Give back all the data exactly, line by line.

┄┄┄┄┄┄┄┄┄┄

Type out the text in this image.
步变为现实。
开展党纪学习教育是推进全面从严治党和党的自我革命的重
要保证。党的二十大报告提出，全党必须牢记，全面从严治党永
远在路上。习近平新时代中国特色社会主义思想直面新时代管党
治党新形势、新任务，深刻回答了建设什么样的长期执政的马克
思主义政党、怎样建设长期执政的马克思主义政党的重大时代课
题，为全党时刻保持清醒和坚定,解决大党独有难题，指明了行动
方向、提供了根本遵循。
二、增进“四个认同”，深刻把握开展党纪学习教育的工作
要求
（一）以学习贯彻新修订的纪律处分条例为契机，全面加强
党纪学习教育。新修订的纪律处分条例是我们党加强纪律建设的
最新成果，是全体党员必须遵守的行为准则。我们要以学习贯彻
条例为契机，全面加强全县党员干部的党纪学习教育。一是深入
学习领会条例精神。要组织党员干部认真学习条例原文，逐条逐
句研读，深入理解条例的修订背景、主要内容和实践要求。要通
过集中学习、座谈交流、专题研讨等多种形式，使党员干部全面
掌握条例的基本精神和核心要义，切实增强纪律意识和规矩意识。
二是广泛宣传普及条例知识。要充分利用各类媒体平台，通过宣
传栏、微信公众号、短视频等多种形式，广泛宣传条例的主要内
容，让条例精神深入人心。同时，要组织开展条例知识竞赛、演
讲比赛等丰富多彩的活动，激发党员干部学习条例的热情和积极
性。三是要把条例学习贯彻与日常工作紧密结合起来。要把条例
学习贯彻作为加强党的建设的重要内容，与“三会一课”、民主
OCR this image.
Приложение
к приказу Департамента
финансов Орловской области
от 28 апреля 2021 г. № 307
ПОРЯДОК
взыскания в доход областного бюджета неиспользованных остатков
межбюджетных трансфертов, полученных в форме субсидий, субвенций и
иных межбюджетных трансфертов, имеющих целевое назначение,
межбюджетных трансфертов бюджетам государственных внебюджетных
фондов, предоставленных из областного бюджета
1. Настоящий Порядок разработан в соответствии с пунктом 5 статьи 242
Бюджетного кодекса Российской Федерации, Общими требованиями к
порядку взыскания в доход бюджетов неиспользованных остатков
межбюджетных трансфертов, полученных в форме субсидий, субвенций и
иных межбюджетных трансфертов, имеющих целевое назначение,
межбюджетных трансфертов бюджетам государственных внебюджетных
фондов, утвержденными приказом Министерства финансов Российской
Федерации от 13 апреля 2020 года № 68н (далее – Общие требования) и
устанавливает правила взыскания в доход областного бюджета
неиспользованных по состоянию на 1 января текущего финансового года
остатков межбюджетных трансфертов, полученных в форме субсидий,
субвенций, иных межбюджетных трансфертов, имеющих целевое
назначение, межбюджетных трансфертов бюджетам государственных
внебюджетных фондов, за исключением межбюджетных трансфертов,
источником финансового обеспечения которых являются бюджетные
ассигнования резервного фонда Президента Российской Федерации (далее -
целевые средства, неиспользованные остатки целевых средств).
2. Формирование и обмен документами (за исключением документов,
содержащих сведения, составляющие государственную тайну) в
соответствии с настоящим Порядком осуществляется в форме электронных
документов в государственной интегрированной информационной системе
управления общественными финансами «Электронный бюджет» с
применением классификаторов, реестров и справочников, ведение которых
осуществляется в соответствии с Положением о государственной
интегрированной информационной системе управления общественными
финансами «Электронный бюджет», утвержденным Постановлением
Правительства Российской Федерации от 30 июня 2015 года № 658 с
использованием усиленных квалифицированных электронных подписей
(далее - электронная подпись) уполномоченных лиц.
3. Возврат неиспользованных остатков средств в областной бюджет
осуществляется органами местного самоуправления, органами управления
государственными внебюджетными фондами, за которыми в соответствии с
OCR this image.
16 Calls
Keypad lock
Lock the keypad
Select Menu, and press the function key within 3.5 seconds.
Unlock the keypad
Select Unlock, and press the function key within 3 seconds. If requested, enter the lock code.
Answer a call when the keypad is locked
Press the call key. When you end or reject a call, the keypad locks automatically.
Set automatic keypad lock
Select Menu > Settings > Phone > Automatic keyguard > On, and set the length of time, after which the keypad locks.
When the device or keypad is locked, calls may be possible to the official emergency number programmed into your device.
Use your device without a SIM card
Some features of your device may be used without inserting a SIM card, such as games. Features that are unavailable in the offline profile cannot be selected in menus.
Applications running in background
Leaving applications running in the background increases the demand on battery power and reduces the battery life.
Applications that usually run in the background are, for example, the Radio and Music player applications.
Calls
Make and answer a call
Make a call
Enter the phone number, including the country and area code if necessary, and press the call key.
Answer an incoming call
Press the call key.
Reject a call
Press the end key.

┄┄┄┄┄┄┄┄┄┄

OUTPUT BELOW =
Type out the text in this image.
步变为现实。
开展党纪学习教育是推进全面从严治党和党的自我革命的重
要保证。党的二十大报告提出，全党必须牢记，全面从严治党永
远在路上。习近平新时代中国特色社会主义思想直面新时代管党
治党新形势、新任务，深刻回答了建设什么样的长期执政的马克
思主义政党、怎样建设长期执政的马克思主义政党的重大时代课
题，为全党时刻保持清醒和坚定,解决大党独有难题，指明了行动
方向、提供了根本遵循。
二、增进“四个认同”，深刻把握开展党纪学习教育的工作
要求
（一）以学习贯彻新修订的纪律处分条例为契机，全面加强
党纪学习教育。新修订的纪律处分条例是我们党加强纪律建设的
最新成果，是全体党员必须遵守的行为准则。我们要以学习贯彻
条例为契机，全面加强全县党员干部的党纪学习教育。一是深入
学习领会条例精神。要组织党员干部认真学习条例原文，逐条逐
句研读，深入理解条例的修订背景、主要内容和实践要求。要通
过集中学习、座谈交流、专题研讨等多种形式，使党员干部全面
掌握条例的基本精神和核心要义，切实增强纪律意识和规矩意识。
二是广泛宣传普及条例知识。要充分利用各类媒体平台，通过宣
传栏、微信公众号、短视频等多种形式，广泛宣传条例的主要内
容，让条例精神深入人心。同时，要组织开展条例知识竞赛、演
讲比赛等丰富多彩的活动，激发党员干部学习条例的热情和积极
性。三是要把条例学习贯彻与日常工作紧密结合起来。要把条例
学习贯彻作为加强党的建设的重要内容，与“三会一课”、民主
OCR this image.
Приложение
к приказу Департамента
финансов Орловской области
от 28 апреля 2021 г. № 307
ПОРЯДОК
взыскания в доход областного бюджета неиспользованных остатков
межбюджетных трансфертов, полученных в форме субсидий, субвенций и
иных межбюджетных трансфертов, имеющих целевое назначение,
межбюджетных трансфертов бюджетам государственных внебюджетных
фондов, предоставленных из областного бюджета
1. Настоящий Порядок разработан в соответствии с пунктом 5 статьи 242
Бюджетного кодекса Российской Федерации, Общими требованиями к
порядку взыскания в доход бюджетов неиспользованных остатков
межбюджетных трансфертов, полученных в форме субсидий, субвенций и
иных межбюджетных трансфертов, имеющих целевое назначение,
межбюджетных трансфертов бюджетам государственных внебюджетных
фондов, утвержденными приказом Министерства финансов Российской
Федерации от 13 апреля 2020 года № 68н (далее – Общие требования) и
устанавливает правила взыскания в доход областного бюджета
неиспользованных по состоянию на 1 января текущего финансового года
остатков межбюджетных трансфертов, полученных в форме субсидий,
субвенций, иных межбюджетных трансфертов, имеющих целевое
назначение, межбюджетных трансфертов бюджетам государственных
внебюджетных фондов, за исключением межбюджетных трансфертов,
источником финансового обеспечения которых являются бюджетные
ассигнования резервного фонда Президента Российской Федерации (далее -
целевые средства, неиспользованные остатки целевых средств).
2. Формирование и обмен документами (за исключением документов,
содержащих сведения, составляющие государственную тайну) в
соответствии с настоящим Порядком осуществляется в форме электронных
документов в государственной интегрированной информационной системе
управления общественными финансами «Электронный бюджет» с
применением классификаторов, реестров и справочников, ведение которых
осуществляется в соответствии с Положением о государственной
интегрированной информационной системе управления общественными
финансами «Электронный бюджет», утвержденным Постановлением
Правительства Российской Федерации от 30 июня 2015 года № 658 с
использованием усиленных квалифицированных электронных подписей
(далее - электронная подпись) уполномоченных лиц.
3. Возврат неиспользованных остатков средств в областной бюджет
осуществляется органами местного самоуправления, органами управления
государственными внебюджетными фондами, за которыми в соответствии с
OCR this image.
16 Calls
Keypad lock
Lock the keypad
Select Menu, and press the function key within 3.5 seconds.
Unlock the keypad
Select Unlock, and press the function key within 3 seconds. If requested, enter the lock code.
Answer a call when the keypad is locked
Press the call key. When you end or reject a call, the keypad locks automatically.
Set automatic keypad lock
Select Menu > Settings > Phone > Automatic keyguard > On, and set the length of time, after which the keypad locks.
When the device or keypad is locked, calls may be possible to the official emergency number programmed into your device.
Use your device without a SIM card
Some features of your device may be used without inserting a SIM card, such as games. Features that are unavailable in the offline profile cannot be selected in menus.
Applications running in background
Leaving applications running in the background increases the demand on battery power and reduces the battery life.
Applications that usually run in the background are, for example, the Radio and Music player applications.
Calls
Make and answer a call
Make a call
Enter the phone number, including the country and area code if necessary, and press the call key.
Answer an incoming call
Press the call key.
Reject a call
Press the end key.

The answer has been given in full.